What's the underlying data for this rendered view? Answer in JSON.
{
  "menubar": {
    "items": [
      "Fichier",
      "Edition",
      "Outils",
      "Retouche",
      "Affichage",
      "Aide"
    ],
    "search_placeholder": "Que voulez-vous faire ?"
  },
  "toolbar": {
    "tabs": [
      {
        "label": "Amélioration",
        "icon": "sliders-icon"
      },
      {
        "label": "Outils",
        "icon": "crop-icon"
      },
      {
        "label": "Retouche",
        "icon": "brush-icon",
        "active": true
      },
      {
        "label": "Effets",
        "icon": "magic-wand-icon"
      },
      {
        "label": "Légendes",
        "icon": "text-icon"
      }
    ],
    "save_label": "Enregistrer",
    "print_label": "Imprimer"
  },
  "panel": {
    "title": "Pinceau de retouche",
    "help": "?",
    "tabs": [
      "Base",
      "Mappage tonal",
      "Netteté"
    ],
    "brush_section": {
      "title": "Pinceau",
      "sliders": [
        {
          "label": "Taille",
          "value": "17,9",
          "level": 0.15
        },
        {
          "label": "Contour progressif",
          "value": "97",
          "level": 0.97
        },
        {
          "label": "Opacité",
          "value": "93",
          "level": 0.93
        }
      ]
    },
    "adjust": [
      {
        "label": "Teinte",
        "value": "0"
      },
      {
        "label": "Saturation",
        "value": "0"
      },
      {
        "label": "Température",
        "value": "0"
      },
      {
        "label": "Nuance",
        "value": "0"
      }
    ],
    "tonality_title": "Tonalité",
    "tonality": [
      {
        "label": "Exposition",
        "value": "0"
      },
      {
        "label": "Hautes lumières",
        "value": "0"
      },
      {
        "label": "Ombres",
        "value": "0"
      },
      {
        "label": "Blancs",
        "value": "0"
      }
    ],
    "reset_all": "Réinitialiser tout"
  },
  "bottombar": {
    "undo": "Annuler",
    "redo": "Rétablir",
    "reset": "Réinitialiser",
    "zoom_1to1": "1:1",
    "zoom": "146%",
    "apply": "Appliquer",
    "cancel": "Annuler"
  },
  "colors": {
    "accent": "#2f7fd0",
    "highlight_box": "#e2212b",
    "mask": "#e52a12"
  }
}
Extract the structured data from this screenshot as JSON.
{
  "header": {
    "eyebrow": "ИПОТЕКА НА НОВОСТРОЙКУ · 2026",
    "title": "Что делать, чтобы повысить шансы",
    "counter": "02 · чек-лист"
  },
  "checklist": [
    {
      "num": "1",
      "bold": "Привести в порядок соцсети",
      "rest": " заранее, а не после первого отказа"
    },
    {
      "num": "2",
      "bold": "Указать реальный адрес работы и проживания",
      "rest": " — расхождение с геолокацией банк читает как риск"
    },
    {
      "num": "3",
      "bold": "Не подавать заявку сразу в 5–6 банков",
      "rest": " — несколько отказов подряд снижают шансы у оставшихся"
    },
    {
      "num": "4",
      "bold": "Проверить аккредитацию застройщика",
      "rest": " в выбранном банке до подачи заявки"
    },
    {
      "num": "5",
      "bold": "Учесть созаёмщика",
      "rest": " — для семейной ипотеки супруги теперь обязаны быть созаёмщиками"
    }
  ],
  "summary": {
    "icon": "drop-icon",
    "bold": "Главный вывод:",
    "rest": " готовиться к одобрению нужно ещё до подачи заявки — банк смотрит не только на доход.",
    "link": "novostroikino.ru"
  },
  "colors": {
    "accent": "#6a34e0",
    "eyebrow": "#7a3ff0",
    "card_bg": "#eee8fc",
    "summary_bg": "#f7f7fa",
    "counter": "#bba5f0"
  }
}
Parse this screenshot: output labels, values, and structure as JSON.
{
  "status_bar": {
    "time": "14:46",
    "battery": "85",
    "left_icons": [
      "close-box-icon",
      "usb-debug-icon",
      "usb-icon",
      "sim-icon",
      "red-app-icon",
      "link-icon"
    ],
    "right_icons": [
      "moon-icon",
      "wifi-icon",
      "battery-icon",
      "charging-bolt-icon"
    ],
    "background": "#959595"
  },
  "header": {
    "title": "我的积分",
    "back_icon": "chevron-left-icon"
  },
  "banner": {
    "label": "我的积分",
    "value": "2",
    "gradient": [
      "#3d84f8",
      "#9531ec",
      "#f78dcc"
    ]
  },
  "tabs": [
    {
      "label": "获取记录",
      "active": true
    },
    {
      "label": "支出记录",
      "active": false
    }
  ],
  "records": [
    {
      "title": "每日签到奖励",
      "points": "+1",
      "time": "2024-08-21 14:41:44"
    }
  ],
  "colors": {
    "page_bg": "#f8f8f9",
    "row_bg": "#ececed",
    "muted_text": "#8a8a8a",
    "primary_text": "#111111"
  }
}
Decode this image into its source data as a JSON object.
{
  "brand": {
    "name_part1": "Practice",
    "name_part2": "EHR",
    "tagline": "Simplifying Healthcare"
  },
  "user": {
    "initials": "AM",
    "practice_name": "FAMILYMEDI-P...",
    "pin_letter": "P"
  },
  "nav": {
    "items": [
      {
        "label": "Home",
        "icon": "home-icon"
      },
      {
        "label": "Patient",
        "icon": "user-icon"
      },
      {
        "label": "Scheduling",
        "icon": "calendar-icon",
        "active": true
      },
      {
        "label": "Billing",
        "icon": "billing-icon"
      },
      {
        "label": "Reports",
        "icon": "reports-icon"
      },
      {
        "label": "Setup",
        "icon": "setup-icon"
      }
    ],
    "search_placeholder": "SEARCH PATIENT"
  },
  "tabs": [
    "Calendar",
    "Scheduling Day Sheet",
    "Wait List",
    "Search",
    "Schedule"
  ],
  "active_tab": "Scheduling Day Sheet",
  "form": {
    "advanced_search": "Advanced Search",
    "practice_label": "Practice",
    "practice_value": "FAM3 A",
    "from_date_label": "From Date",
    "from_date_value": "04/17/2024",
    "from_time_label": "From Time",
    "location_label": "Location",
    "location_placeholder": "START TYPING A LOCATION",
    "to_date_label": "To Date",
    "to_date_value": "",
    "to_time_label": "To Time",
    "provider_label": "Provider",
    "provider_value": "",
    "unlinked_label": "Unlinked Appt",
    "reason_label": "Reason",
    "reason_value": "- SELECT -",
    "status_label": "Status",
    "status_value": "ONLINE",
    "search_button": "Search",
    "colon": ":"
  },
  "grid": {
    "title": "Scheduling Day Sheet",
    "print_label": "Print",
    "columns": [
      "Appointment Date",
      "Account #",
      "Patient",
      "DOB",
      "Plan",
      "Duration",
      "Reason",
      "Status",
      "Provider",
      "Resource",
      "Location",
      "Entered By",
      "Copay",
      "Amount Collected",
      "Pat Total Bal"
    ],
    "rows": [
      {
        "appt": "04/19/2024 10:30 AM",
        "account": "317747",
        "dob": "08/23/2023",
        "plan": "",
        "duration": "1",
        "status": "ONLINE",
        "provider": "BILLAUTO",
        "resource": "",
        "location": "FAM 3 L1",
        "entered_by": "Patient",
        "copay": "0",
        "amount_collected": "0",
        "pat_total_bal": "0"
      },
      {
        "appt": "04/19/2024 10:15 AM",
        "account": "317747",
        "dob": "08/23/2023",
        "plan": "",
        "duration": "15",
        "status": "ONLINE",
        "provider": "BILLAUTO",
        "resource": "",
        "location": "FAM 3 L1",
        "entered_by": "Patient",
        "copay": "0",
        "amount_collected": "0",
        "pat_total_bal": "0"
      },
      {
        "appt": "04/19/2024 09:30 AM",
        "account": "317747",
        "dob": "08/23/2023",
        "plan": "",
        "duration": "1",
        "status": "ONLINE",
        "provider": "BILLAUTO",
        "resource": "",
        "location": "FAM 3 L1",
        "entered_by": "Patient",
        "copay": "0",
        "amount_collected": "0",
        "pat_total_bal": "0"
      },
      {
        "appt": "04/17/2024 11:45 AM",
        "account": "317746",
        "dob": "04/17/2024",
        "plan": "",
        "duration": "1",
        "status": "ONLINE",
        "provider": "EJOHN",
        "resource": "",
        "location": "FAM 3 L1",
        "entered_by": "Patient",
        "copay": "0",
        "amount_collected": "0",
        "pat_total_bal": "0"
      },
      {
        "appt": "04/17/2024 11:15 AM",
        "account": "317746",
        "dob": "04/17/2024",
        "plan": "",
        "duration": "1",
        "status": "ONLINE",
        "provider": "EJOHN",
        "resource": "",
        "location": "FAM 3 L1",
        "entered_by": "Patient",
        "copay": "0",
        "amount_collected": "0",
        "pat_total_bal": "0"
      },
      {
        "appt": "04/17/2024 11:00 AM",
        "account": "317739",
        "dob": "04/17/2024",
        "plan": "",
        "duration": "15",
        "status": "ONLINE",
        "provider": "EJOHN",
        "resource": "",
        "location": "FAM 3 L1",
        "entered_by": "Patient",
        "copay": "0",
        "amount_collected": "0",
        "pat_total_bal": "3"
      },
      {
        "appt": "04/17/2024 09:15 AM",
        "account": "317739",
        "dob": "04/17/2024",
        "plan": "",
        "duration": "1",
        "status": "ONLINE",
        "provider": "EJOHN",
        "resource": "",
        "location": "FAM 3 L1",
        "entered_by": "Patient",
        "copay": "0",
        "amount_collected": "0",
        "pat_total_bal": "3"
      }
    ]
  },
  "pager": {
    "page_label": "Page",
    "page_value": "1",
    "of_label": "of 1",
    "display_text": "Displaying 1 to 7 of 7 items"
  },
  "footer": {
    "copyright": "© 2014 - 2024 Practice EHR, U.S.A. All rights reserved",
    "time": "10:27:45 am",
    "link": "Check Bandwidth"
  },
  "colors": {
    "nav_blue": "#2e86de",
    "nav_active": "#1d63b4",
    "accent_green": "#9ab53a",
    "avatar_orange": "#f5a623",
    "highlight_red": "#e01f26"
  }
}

○ ○ ○ ○ ○

Look through the data above. Each line containing the word "eyebrow" needs to be copied.

◆ TASK ANSWER:
    "eyebrow": "ИПОТЕКА НА НОВОСТРОЙКУ · 2026",
    "eyebrow": "#7a3ff0",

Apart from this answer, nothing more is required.